++++ Provided information ++++

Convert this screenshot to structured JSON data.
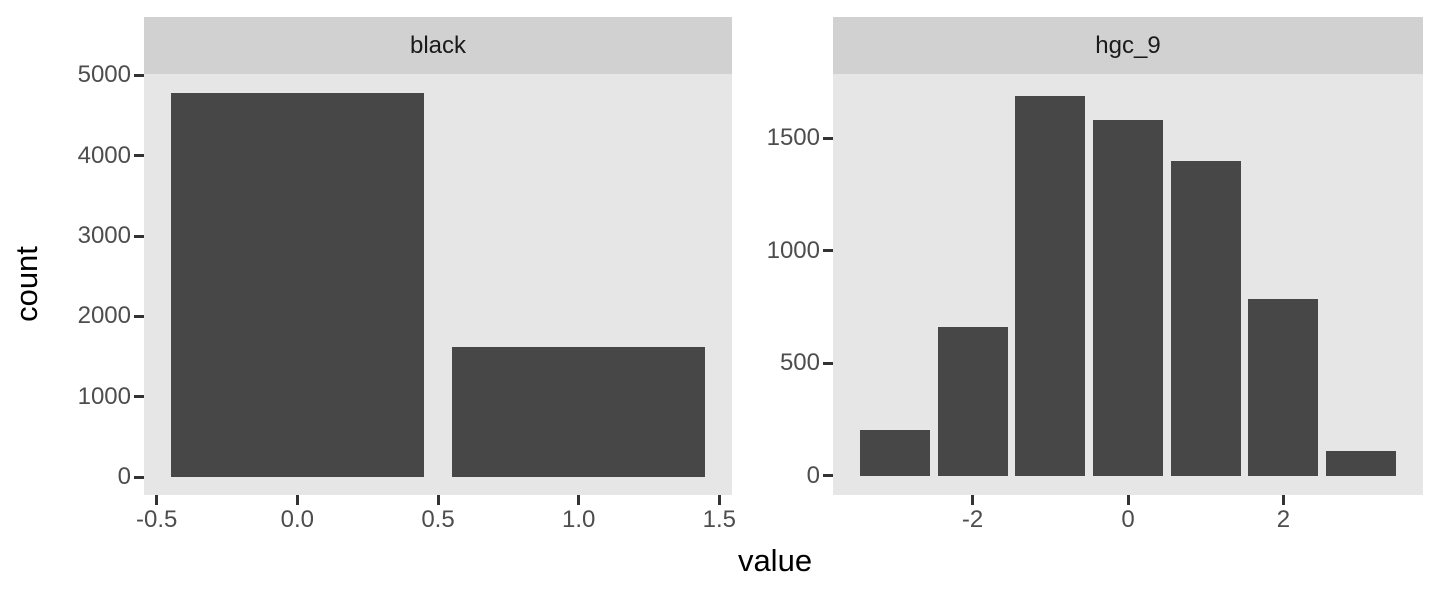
{
  "chart_data": {
    "type": "bar",
    "title": "",
    "xlabel": "value",
    "ylabel": "count",
    "legend": "none",
    "grid": false,
    "facets": [
      {
        "label": "black",
        "xlim": [
          -0.545,
          1.545
        ],
        "ylim": [
          -224,
          5018
        ],
        "bar_width": 0.9,
        "x_ticks": [
          {
            "v": -0.5,
            "label": "-0.5"
          },
          {
            "v": 0.0,
            "label": "0.0"
          },
          {
            "v": 0.5,
            "label": "0.5"
          },
          {
            "v": 1.0,
            "label": "1.0"
          },
          {
            "v": 1.5,
            "label": "1.5"
          }
        ],
        "y_ticks": [
          {
            "v": 0,
            "label": "0"
          },
          {
            "v": 1000,
            "label": "1000"
          },
          {
            "v": 2000,
            "label": "2000"
          },
          {
            "v": 3000,
            "label": "3000"
          },
          {
            "v": 4000,
            "label": "4000"
          },
          {
            "v": 5000,
            "label": "5000"
          }
        ],
        "bars": [
          {
            "x": 0,
            "count": 4780
          },
          {
            "x": 1,
            "count": 1620
          }
        ]
      },
      {
        "label": "hgc_9",
        "xlim": [
          -3.795,
          3.795
        ],
        "ylim": [
          -86,
          1786
        ],
        "bar_width": 0.9,
        "x_ticks": [
          {
            "v": -2,
            "label": "-2"
          },
          {
            "v": 0,
            "label": "0"
          },
          {
            "v": 2,
            "label": "2"
          }
        ],
        "y_ticks": [
          {
            "v": 0,
            "label": "0"
          },
          {
            "v": 500,
            "label": "500"
          },
          {
            "v": 1000,
            "label": "1000"
          },
          {
            "v": 1500,
            "label": "1500"
          }
        ],
        "bars": [
          {
            "x": -3,
            "count": 205
          },
          {
            "x": -2,
            "count": 660
          },
          {
            "x": -1,
            "count": 1690
          },
          {
            "x": 0,
            "count": 1580
          },
          {
            "x": 1,
            "count": 1400
          },
          {
            "x": 2,
            "count": 785
          },
          {
            "x": 3,
            "count": 110
          }
        ]
      }
    ],
    "colors": {
      "bar_fill": "#474747",
      "panel_background": "#E6E6E6",
      "strip_background": "#D1D1D1",
      "strip_text": "#1A1A1A",
      "axis_text": "#4D4D4D",
      "axis_title": "#000000",
      "tick_mark": "#333333",
      "figure_background": "#FFFFFF"
    }
  }
}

++++

*Given problem:*
Without including any pictures, reproduce the listing exactly.

*Complete answer:*
Convert this screenshot to structured JSON data.
{
  "chart_data": {
    "type": "bar",
    "title": "",
    "xlabel": "value",
    "ylabel": "count",
    "legend": "none",
    "grid": false,
    "facets": [
      {
        "label": "black",
        "xlim": [
          -0.545,
          1.545
        ],
        "ylim": [
          -224,
          5018
        ],
        "bar_width": 0.9,
        "x_ticks": [
          {
            "v": -0.5,
            "label": "-0.5"
          },
          {
            "v": 0.0,
            "label": "0.0"
          },
          {
            "v": 0.5,
            "label": "0.5"
          },
          {
            "v": 1.0,
            "label": "1.0"
          },
          {
            "v": 1.5,
            "label": "1.5"
          }
        ],
        "y_ticks": [
          {
            "v": 0,
            "label": "0"
          },
          {
            "v": 1000,
            "label": "1000"
          },
          {
            "v": 2000,
            "label": "2000"
          },
          {
            "v": 3000,
            "label": "3000"
          },
          {
            "v": 4000,
            "label": "4000"
          },
          {
            "v": 5000,
            "label": "5000"
          }
        ],
        "bars": [
          {
            "x": 0,
            "count": 4780
          },
          {
            "x": 1,
            "count": 1620
          }
        ]
      },
      {
        "label": "hgc_9",
        "xlim": [
          -3.795,
          3.795
        ],
        "ylim": [
          -86,
          1786
        ],
        "bar_width": 0.9,
        "x_ticks": [
          {
            "v": -2,
            "label": "-2"
          },
          {
            "v": 0,
            "label": "0"
          },
          {
            "v": 2,
            "label": "2"
          }
        ],
        "y_ticks": [
          {
            "v": 0,
            "label": "0"
          },
          {
            "v": 500,
            "label": "500"
          },
          {
            "v": 1000,
            "label": "1000"
          },
          {
            "v": 1500,
            "label": "1500"
          }
        ],
        "bars": [
          {
            "x": -3,
            "count": 205
          },
          {
            "x": -2,
            "count": 660
          },
          {
            "x": -1,
            "count": 1690
          },
          {
            "x": 0,
            "count": 1580
          },
          {
            "x": 1,
            "count": 1400
          },
          {
            "x": 2,
            "count": 785
          },
          {
            "x": 3,
            "count": 110
          }
        ]
      }
    ],
    "colors": {
      "bar_fill": "#474747",
      "panel_background": "#E6E6E6",
      "strip_background": "#D1D1D1",
      "strip_text": "#1A1A1A",
      "axis_text": "#4D4D4D",
      "axis_title": "#000000",
      "tick_mark": "#333333",
      "figure_background": "#FFFFFF"
    }
  }
}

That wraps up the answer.